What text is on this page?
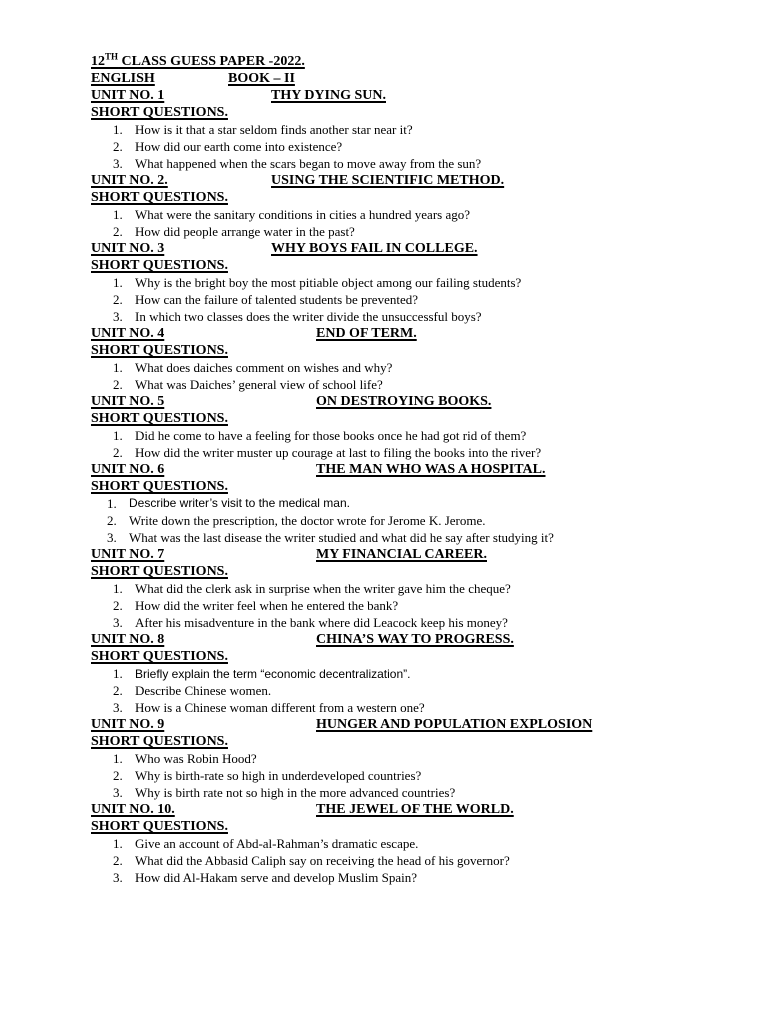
12TH CLASS GUESS PAPER -2022.
ENGLISH	BOOK – II
UNIT NO. 1	THY DYING SUN.
SHORT QUESTIONS.
1. How is it that a star seldom finds another star near it?
2. How did our earth come into existence?
3. What happened when the scars began to move away from the sun?
UNIT NO. 2.	USING THE SCIENTIFIC METHOD.
SHORT QUESTIONS.
1. What were the sanitary conditions in cities a hundred years ago?
2. How did people arrange water in the past?
UNIT NO. 3	WHY BOYS FAIL IN COLLEGE.
SHORT QUESTIONS.
1. Why is the bright boy the most pitiable object among our failing students?
2. How can the failure of talented students be prevented?
3. In which two classes does the writer divide the unsuccessful boys?
UNIT NO. 4	END OF TERM.
SHORT QUESTIONS.
1. What does daiches comment on wishes and why?
2. What was Daiches’ general view of school life?
UNIT NO. 5	ON DESTROYING BOOKS.
SHORT QUESTIONS.
1. Did he come to have a feeling for those books once he had got rid of them?
2. How did the writer muster up courage at last to filing the books into the river?
UNIT NO. 6	THE MAN WHO WAS A HOSPITAL.
SHORT QUESTIONS.
1. Describe writer’s visit to the medical man.
2. Write down the prescription, the doctor wrote for Jerome K. Jerome.
3. What was the last disease the writer studied and what did he say after studying it?
UNIT NO. 7	MY FINANCIAL CAREER.
SHORT QUESTIONS.
1. What did the clerk ask in surprise when the writer gave him the cheque?
2. How did the writer feel when he entered the bank?
3. After his misadventure in the bank where did Leacock keep his money?
UNIT NO. 8	CHINA’S WAY TO PROGRESS.
SHORT QUESTIONS.
1. Briefly explain the term “economic decentralization”.
2. Describe Chinese women.
3. How is a Chinese woman different from a western one?
UNIT NO. 9	HUNGER AND POPULATION EXPLOSION
SHORT QUESTIONS.
1. Who was Robin Hood?
2. Why is birth-rate so high in underdeveloped countries?
3. Why is birth rate not so high in the more advanced countries?
UNIT NO. 10.	THE JEWEL OF THE WORLD.
SHORT QUESTIONS.
1. Give an account of Abd-al-Rahman’s dramatic escape.
2. What did the Abbasid Caliph say on receiving the head of his governor?
3. How did Al-Hakam serve and develop Muslim Spain?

→ What you will do
Go through the listing above and write it all out exactly, leaving out any picture.

→ Correct result
What text is on this page?
12TH CLASS GUESS PAPER -2022.
ENGLISH	BOOK – II
UNIT NO. 1	THY DYING SUN.
SHORT QUESTIONS.
1. How is it that a star seldom finds another star near it?
2. How did our earth come into existence?
3. What happened when the scars began to move away from the sun?
UNIT NO. 2.	USING THE SCIENTIFIC METHOD.
SHORT QUESTIONS.
1. What were the sanitary conditions in cities a hundred years ago?
2. How did people arrange water in the past?
UNIT NO. 3	WHY BOYS FAIL IN COLLEGE.
SHORT QUESTIONS.
1. Why is the bright boy the most pitiable object among our failing students?
2. How can the failure of talented students be prevented?
3. In which two classes does the writer divide the unsuccessful boys?
UNIT NO. 4	END OF TERM.
SHORT QUESTIONS.
1. What does daiches comment on wishes and why?
2. What was Daiches’ general view of school life?
UNIT NO. 5	ON DESTROYING BOOKS.
SHORT QUESTIONS.
1. Did he come to have a feeling for those books once he had got rid of them?
2. How did the writer muster up courage at last to filing the books into the river?
UNIT NO. 6	THE MAN WHO WAS A HOSPITAL.
SHORT QUESTIONS.
1. Describe writer’s visit to the medical man.
2. Write down the prescription, the doctor wrote for Jerome K. Jerome.
3. What was the last disease the writer studied and what did he say after studying it?
UNIT NO. 7	MY FINANCIAL CAREER.
SHORT QUESTIONS.
1. What did the clerk ask in surprise when the writer gave him the cheque?
2. How did the writer feel when he entered the bank?
3. After his misadventure in the bank where did Leacock keep his money?
UNIT NO. 8	CHINA’S WAY TO PROGRESS.
SHORT QUESTIONS.
1. Briefly explain the term “economic decentralization”.
2. Describe Chinese women.
3. How is a Chinese woman different from a western one?
UNIT NO. 9	HUNGER AND POPULATION EXPLOSION
SHORT QUESTIONS.
1. Who was Robin Hood?
2. Why is birth-rate so high in underdeveloped countries?
3. Why is birth rate not so high in the more advanced countries?
UNIT NO. 10.	THE JEWEL OF THE WORLD.
SHORT QUESTIONS.
1. Give an account of Abd-al-Rahman’s dramatic escape.
2. What did the Abbasid Caliph say on receiving the head of his governor?
3. How did Al-Hakam serve and develop Muslim Spain?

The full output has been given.